YOUR TASK. Check each line of the material. Copy those containing "autónoma".

** START **

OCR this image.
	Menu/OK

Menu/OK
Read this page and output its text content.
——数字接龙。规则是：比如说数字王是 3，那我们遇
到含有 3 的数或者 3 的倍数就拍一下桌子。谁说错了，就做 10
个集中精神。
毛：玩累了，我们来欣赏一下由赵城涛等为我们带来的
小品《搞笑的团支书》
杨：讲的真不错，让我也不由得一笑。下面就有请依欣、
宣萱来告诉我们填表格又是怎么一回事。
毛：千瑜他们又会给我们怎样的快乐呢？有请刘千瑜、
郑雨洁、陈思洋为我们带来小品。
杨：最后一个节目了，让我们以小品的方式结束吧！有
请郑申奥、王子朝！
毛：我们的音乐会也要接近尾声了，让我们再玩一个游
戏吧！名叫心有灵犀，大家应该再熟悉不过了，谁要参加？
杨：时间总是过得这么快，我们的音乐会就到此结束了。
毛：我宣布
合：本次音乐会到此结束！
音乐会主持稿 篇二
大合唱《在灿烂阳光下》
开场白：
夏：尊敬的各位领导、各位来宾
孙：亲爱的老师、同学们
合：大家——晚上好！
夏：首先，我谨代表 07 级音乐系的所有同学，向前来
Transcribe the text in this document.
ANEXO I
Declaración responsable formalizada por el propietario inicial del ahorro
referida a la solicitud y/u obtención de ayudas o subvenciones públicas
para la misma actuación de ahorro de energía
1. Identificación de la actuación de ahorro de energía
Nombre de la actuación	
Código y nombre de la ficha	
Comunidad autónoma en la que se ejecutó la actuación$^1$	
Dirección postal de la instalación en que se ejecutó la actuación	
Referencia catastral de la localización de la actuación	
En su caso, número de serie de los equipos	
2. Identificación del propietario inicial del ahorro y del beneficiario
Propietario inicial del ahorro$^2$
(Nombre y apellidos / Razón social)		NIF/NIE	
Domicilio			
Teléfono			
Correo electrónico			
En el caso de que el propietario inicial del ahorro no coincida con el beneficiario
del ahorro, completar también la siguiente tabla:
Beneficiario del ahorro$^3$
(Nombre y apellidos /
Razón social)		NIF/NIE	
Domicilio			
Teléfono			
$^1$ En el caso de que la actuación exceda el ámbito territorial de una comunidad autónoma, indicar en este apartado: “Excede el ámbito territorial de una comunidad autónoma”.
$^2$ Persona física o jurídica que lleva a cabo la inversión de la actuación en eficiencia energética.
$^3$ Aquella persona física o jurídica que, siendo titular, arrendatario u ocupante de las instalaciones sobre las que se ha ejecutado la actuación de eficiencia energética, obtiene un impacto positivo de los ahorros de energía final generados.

** END **

EXPECTED ANSWER.
Comunidad autónoma en la que se ejecutó la actuación$^1$	
$^1$ En el caso de que la actuación exceda el ámbito territorial de una comunidad autónoma, indicar en este apartado: “Excede el ámbito territorial de una comunidad autónoma”.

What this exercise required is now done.